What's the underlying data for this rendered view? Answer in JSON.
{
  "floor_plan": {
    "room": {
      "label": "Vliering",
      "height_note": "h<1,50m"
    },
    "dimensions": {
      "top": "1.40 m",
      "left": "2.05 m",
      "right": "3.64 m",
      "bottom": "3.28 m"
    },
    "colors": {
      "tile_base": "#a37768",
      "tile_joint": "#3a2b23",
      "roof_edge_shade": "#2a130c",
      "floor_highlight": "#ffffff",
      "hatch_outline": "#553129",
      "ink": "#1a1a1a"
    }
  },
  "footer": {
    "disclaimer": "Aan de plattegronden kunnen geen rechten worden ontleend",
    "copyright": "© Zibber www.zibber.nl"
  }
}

:: Exercise ::
Go through the material above line by line and copy it exactly.

:: Answer to this exercise ::
What's the underlying data for this rendered view? Answer in JSON.
{
  "floor_plan": {
    "room": {
      "label": "Vliering",
      "height_note": "h<1,50m"
    },
    "dimensions": {
      "top": "1.40 m",
      "left": "2.05 m",
      "right": "3.64 m",
      "bottom": "3.28 m"
    },
    "colors": {
      "tile_base": "#a37768",
      "tile_joint": "#3a2b23",
      "roof_edge_shade": "#2a130c",
      "floor_highlight": "#ffffff",
      "hatch_outline": "#553129",
      "ink": "#1a1a1a"
    }
  },
  "footer": {
    "disclaimer": "Aan de plattegronden kunnen geen rechten worden ontleend",
    "copyright": "© Zibber www.zibber.nl"
  }
}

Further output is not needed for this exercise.